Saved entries
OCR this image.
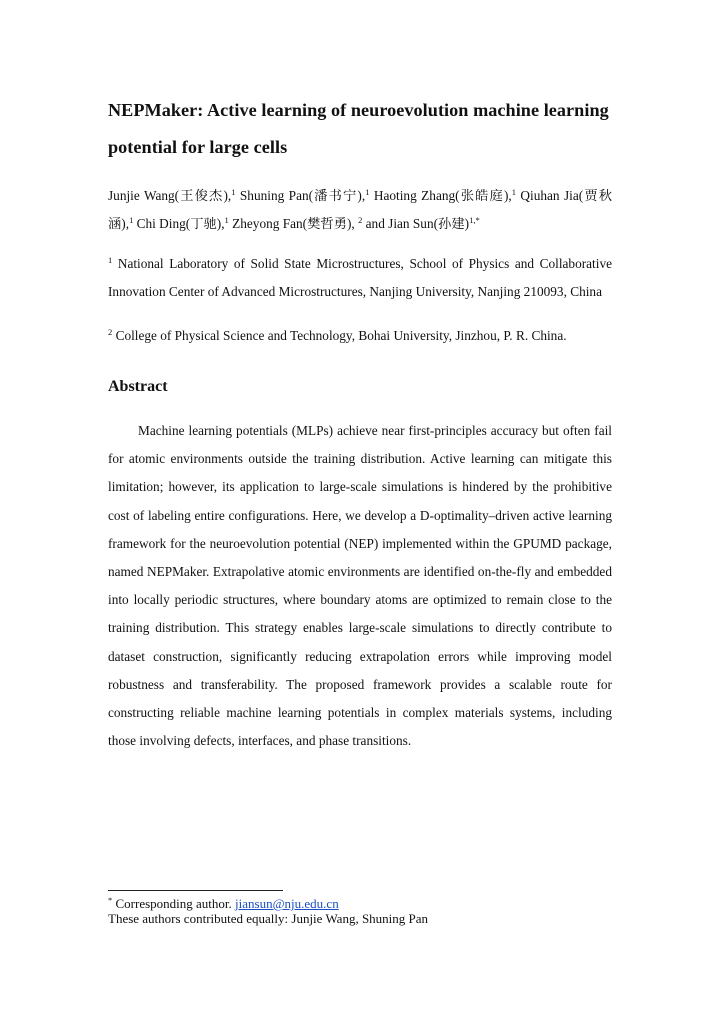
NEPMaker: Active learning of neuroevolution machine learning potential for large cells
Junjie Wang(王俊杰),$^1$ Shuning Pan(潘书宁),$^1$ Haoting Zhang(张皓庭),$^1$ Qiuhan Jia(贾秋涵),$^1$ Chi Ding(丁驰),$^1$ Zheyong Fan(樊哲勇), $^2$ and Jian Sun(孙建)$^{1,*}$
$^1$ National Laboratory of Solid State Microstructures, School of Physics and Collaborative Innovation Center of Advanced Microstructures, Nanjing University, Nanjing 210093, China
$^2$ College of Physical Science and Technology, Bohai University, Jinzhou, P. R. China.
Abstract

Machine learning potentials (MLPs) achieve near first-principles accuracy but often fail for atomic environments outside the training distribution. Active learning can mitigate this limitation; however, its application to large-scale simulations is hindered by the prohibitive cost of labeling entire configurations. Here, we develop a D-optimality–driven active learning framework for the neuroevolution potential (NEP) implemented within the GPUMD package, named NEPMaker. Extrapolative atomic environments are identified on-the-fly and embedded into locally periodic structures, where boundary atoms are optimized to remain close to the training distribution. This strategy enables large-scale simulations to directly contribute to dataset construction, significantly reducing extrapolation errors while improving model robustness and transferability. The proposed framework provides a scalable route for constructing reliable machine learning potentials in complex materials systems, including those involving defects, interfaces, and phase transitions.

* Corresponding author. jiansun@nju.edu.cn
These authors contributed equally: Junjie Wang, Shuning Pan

==

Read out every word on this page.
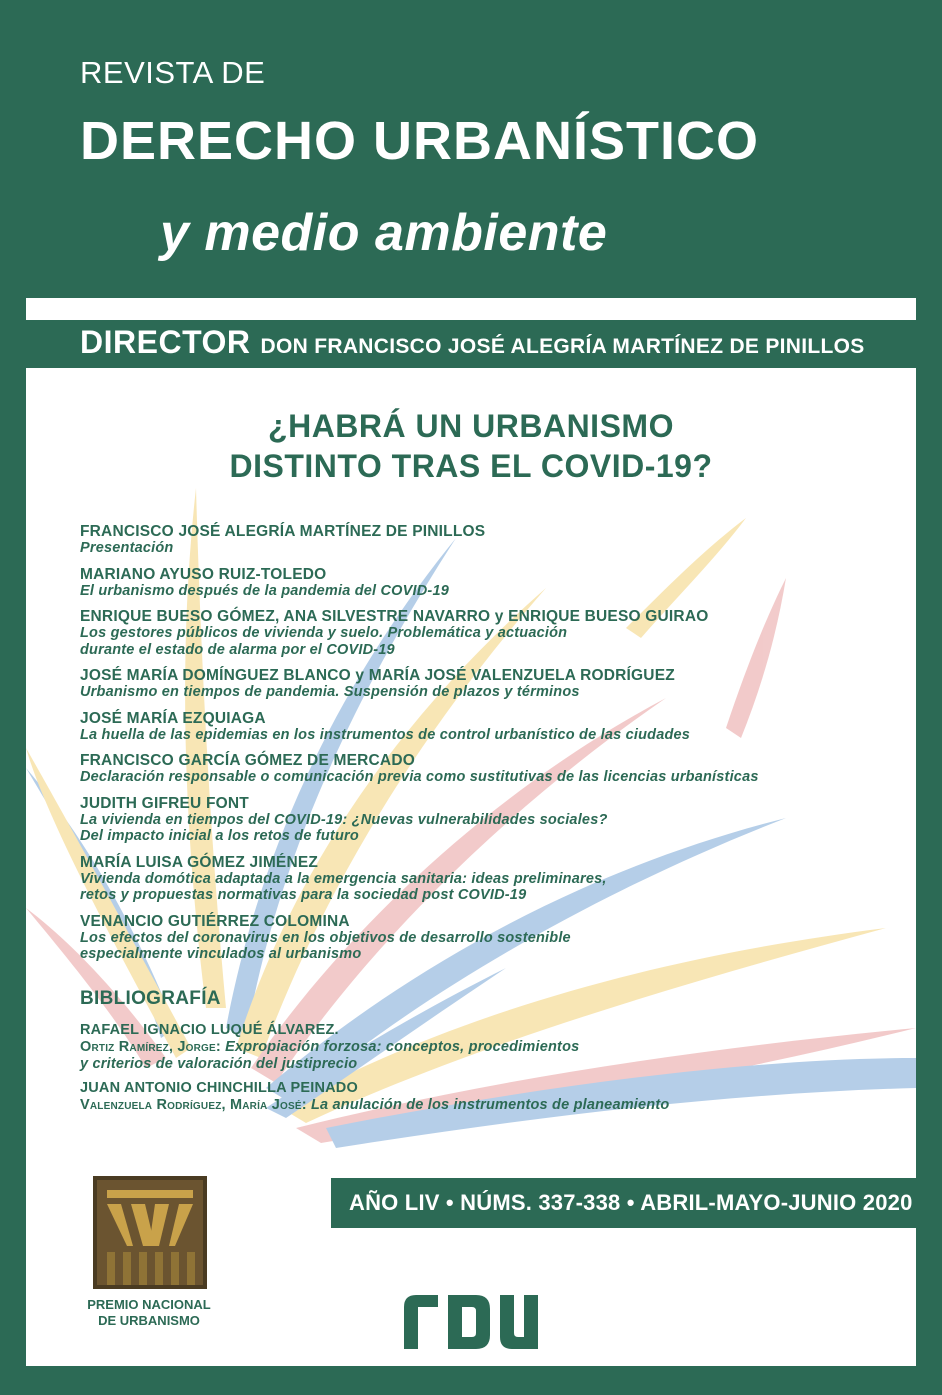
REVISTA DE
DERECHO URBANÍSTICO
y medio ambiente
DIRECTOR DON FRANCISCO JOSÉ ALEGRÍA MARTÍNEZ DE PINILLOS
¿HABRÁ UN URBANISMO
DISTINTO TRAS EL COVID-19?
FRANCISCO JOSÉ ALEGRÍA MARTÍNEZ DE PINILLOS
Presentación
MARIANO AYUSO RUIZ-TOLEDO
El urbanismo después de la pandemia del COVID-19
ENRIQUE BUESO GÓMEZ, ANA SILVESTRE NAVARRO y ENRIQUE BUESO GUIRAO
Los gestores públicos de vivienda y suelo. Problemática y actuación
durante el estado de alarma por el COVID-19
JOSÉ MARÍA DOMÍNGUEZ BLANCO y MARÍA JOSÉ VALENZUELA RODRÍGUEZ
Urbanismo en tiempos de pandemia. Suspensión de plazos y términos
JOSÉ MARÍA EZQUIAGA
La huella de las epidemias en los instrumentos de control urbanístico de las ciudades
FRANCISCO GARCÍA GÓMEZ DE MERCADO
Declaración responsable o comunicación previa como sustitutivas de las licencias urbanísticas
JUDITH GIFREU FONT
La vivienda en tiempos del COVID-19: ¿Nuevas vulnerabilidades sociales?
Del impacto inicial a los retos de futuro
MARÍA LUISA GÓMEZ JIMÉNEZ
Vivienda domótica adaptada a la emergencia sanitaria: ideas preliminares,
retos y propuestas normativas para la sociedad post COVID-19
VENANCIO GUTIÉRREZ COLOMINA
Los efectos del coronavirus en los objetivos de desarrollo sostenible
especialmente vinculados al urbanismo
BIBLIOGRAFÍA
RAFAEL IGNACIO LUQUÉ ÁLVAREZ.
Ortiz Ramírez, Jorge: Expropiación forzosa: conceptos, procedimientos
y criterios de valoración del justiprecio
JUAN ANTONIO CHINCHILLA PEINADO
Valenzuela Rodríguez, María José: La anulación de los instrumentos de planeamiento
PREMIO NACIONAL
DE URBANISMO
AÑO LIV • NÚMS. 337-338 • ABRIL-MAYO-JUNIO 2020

--

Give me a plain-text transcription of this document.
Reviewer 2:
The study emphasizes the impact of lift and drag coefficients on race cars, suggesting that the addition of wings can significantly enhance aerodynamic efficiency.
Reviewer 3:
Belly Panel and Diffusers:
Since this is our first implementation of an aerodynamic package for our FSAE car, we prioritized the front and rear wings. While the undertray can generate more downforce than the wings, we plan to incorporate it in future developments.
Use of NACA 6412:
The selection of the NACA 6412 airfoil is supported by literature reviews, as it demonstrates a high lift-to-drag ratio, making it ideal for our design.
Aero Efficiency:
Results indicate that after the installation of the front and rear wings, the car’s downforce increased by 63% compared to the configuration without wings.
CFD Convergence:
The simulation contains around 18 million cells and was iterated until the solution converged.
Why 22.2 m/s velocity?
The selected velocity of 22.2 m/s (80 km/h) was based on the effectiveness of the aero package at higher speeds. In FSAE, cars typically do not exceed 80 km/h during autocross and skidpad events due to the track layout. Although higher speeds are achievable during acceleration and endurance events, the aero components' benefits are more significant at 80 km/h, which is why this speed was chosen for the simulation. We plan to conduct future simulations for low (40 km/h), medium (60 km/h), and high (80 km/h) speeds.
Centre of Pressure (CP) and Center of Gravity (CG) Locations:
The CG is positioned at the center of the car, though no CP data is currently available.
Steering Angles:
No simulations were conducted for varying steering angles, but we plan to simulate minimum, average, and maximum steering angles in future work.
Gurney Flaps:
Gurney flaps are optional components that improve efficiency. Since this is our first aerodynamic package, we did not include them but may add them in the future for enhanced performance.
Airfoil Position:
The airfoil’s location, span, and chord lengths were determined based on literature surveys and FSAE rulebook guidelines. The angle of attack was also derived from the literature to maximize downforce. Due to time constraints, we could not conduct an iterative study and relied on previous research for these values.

**Exercise description:**
Copy out the lines above with "wings" in them.

**Completed exercise:**
The study emphasizes the impact of lift and drag coefficients on race cars, suggesting that the addition of wings can significantly enhance aerodynamic efficiency.
Since this is our first implementation of an aerodynamic package for our FSAE car, we prioritized the front and rear wings. While the undertray can generate more downforce than the wings, we plan to incorporate it in future developments.
Results indicate that after the installation of the front and rear wings, the car’s downforce increased by 63% compared to the configuration without wings.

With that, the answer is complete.